┌─ INFORMATION GIVEN
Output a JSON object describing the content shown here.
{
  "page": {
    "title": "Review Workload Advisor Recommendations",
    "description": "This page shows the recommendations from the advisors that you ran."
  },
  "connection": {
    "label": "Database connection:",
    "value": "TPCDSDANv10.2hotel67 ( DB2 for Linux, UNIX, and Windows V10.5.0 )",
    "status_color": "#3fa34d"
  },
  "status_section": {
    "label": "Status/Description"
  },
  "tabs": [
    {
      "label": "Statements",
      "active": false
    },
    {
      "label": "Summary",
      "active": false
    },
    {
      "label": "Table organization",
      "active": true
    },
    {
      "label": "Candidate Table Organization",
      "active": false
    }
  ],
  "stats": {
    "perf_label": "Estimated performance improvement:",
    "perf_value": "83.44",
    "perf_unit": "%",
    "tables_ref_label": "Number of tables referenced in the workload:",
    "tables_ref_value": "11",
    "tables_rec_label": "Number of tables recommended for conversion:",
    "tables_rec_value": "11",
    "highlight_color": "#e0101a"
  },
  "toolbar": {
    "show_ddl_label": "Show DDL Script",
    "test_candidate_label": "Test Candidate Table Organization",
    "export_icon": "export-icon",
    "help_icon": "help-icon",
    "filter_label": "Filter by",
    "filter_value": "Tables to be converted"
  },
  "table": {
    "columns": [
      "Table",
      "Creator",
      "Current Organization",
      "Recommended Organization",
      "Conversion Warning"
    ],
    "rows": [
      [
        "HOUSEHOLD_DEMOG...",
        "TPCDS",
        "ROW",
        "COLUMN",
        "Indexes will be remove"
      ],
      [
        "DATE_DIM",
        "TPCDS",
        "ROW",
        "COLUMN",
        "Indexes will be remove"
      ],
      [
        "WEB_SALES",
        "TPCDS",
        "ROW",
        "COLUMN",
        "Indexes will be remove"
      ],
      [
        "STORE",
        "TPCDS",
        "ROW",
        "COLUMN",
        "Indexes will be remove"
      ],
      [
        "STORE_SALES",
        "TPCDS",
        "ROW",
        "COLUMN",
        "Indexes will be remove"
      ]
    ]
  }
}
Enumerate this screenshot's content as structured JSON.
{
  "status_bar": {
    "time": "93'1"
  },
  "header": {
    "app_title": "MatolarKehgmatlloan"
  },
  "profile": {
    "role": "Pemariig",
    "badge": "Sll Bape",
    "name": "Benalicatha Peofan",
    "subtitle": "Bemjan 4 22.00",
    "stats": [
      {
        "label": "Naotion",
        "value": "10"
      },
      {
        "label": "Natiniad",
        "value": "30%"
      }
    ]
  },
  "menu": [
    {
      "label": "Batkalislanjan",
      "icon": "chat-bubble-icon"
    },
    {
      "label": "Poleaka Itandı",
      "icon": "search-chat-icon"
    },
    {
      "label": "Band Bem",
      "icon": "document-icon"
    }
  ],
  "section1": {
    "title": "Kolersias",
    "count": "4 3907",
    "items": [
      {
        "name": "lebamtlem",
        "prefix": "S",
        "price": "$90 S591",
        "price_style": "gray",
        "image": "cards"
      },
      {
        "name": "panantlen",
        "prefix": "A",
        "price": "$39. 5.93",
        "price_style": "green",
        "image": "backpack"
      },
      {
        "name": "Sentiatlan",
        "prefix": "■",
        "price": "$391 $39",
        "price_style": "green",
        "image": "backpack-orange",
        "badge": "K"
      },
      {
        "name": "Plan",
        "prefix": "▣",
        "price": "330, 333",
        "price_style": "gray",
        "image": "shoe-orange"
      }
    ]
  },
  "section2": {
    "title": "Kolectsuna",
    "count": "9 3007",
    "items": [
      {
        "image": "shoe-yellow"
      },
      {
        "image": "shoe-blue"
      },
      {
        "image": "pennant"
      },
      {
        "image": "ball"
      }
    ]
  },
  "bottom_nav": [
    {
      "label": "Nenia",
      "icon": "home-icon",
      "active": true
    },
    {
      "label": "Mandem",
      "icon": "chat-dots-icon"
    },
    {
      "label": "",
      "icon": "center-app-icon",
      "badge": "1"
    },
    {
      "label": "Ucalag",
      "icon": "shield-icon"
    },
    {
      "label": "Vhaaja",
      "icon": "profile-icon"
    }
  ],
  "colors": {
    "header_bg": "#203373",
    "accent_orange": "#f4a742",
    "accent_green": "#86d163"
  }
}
└─
=== TASK STATEMENT ===
Pull out every line of the records above that contains the word "Number".

=== THE RESPONSE ===
    "tables_ref_label": "Number of tables referenced in the workload:",
    "tables_rec_label": "Number of tables recommended for conversion:",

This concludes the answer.